穂村弘『ぼくの短歌ノート』暗示のテクニック。

改)ジタン吸いくわえ煙草に顔しかめ 空箱潰しジャン・ギャバンの頃

の頃が大きく字余りだが、成りきれなかった者の可笑しみ。

「襟」トップ短歌

胸襟をひらいたような譜面台あさのひかりを受けて立ちたり

この人プロでした。「胸襟を開いたような」が上手い。比喩でした「譜面台」に係る。「あさのひかり」を受けて「立ちたり」「胸襟をひらいた」から「立ちたり」まで読み下していく短歌だけど、「襟」が主題でなく比喩になっているよな。それでいいのか?

「無駄」

うつくしい越境 きみは無駄のないフォームでドアをすり抜けてきた

「うつくしい越境」は何を言っているのかわからない。「ドアをすり抜けてきた」きみなんだろうな。俳句では循環する句はいいというな。「無駄のないフォーム」も抽象的だけど、ファンタジー短歌。アニメのスローモーションのワンカットみたいな。

イヤフォンを強く押し込み僕だけが信じる神と交信をする

音楽聴くだけなら「交信」ではなく「受信」なんだけど、「交信」したことで神との交流を描いているのか?ちょっと大げさな感じがしたので選ばなかったのだが、そういう神は誰にもいるということで支持が高かったのか?

「ファン」

少しずつあなたに嘘をついていくファンデーションを塗る自然さで

「ファン」というお題を「ファンデーション」にしたのがいいのかな。まあファンデーションしないと支持されないということなのかもしれない。剥き出しの素顔では駄目なんだ。あくまでも自然さという「ファンデーション」が共感を得るという。

そして今日も「どんまい」でした。わたしみたいな短歌は絶対支持されない壁のようなものを感じてしまう。「ファンデーション」塗ろうかしら?

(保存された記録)
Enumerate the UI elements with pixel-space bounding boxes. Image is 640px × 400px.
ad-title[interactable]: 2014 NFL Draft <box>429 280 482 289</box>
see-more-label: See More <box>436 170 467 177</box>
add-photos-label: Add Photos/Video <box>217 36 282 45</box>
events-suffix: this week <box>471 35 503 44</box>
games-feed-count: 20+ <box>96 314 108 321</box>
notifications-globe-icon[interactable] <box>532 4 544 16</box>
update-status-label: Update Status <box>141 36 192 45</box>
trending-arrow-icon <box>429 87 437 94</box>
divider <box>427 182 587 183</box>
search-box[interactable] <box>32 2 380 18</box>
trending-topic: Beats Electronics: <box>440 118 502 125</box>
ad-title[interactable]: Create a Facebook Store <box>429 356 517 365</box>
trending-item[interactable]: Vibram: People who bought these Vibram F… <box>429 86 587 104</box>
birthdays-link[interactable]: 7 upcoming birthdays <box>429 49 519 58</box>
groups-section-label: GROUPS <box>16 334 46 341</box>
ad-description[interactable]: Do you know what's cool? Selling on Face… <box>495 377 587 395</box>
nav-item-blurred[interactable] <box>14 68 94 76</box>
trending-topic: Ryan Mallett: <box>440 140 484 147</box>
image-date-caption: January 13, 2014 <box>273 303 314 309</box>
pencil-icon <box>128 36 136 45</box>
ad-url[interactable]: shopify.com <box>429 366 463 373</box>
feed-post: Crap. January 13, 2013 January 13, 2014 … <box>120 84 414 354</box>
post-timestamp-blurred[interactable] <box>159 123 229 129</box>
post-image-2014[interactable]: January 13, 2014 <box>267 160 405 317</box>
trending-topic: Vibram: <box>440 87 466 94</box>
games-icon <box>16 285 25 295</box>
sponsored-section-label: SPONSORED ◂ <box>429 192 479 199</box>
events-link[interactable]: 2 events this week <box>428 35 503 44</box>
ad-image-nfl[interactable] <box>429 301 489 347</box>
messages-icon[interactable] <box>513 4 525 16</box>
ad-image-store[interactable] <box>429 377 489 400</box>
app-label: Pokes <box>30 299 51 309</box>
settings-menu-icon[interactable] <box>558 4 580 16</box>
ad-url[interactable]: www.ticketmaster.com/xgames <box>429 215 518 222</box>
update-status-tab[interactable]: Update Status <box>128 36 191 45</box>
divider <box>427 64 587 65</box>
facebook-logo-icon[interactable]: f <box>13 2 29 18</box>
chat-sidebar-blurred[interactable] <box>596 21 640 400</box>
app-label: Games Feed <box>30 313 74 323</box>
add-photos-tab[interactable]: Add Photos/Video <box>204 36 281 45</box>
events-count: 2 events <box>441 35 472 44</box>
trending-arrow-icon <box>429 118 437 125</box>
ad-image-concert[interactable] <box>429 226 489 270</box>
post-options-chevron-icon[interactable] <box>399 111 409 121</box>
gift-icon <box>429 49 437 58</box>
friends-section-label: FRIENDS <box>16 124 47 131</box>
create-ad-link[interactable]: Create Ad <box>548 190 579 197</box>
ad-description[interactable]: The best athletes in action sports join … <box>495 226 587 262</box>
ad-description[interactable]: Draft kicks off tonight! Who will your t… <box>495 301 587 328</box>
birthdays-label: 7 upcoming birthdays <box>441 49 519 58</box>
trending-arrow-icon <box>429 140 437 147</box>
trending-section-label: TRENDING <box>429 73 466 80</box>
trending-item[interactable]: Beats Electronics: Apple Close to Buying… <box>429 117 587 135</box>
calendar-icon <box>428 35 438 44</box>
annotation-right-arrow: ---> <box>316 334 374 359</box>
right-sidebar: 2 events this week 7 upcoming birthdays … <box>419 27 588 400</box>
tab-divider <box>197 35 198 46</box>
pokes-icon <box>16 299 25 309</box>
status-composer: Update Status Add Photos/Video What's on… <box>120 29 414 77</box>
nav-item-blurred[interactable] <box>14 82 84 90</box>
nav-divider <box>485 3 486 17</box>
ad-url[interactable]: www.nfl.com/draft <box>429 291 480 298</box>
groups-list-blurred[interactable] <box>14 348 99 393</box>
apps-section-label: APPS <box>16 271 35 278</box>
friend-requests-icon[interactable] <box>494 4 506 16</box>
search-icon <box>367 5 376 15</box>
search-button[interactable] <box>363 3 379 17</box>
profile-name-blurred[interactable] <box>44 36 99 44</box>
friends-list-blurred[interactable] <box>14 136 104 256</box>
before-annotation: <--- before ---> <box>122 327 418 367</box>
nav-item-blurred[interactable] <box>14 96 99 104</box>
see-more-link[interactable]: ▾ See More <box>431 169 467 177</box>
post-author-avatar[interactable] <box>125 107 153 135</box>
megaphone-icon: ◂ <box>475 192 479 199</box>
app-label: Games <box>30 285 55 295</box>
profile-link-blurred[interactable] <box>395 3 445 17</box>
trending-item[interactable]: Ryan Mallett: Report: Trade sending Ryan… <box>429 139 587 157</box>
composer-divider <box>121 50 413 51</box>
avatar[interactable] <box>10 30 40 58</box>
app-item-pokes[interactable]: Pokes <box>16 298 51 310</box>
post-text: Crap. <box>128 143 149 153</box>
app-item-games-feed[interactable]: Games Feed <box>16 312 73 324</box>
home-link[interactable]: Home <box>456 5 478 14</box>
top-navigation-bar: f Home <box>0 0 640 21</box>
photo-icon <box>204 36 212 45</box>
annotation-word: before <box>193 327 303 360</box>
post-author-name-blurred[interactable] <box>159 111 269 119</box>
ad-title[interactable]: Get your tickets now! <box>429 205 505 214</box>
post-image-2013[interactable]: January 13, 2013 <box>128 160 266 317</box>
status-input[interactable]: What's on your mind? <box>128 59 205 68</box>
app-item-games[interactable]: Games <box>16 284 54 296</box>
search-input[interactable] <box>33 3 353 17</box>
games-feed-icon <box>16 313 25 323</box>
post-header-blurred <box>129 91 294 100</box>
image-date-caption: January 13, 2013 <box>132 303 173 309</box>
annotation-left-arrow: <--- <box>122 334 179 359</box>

必要な作業
1) 短歌評について次の問いに答えよ。答えには問いと同じ記号を付けること。
(a) 「襟」トップ短歌の評で、「胸襟を開いたような」は何に係ると書かれているか。
(b) 「イヤフォンを強く押し込み」の歌の評で、音楽を聴くだけなら「交信」ではなく何だと述べられているか。
(c) 「ファン」というお題は、歌の中で何という語にされているか。
2) 短歌評のうち、「の頃が大きく字余りだが、成りきれなかった者の可笑しみ。」で始まり「ションのワンカットみたいな。」で終わる範囲を、一字も変えずに返せ。
3) 短歌評の最後の文の後に続く部分を補え。

順番の解答
1)
(a) 「譜面台」
(b) 「受信」
(c) 「ファンデーション」

2)
の頃が大きく字余りだが、成りきれなかった者の可笑しみ。

「襟」トップ短歌

胸襟をひらいたような譜面台あさのひかりを受けて立ちたり

この人プロでした。「胸襟を開いたような」が上手い。比喩でした「譜面台」に係る。「あさのひかり」を受けて「立ちたり」「胸襟をひらいた」から「立ちたり」まで読み下していく短歌だけど、「襟」が主題でなく比喩になっているよな。それでいいのか?

「無駄」

うつくしい越境 きみは無駄のないフォームでドアをすり抜けてきた

「うつくしい越境」は何を言っているのかわからない。「ドアをすり抜けてきた」きみなんだろうな。俳句では循環する句はいいというな。「無駄のないフォーム」も抽象的だけど、ファンタジー短歌。アニメのスローモーションのワンカットみたいな。

3)
「縞」

肌寒くなった深夜のコンビニでレジと会話をするバーコード

これは発想の勝利か?「バーコード」と出した時点で「勝利」だと言えるが、前半の「肌寒くなった深夜のコンビニ」が共感度が高いのだと思う。「バーコード」でオヤジの禿頭としたら駄目なんです。笑いより哀愁。これだな。

「煙草」

月さえもまぶしい夜はキャスターの煙を雲に追加している

だいたい「煙草」というお題が謎だ。銘柄はなんでもよくそれを使った短歌ということなのか。

女での在り方も知らず聴くロックGITANESのゆるさだけのエロティック

ジタンの人がいた。でもロックなんだよな。フランスだからシャンソンかジャズだろう?でも、これは読みようによっては女の在り方を馬鹿にしているようにも読める。しとやかでいろということじゃないのか?

穂村弘路線も駄目だな。後期穂村弘にしなければ。穂村弘がかわっていくのもわかった。爆弾を作るようなテロリストは必要ないのだ。保守化の流れ。そういえばここ5年でアウトロータイプには憧れないという若者が増えたという。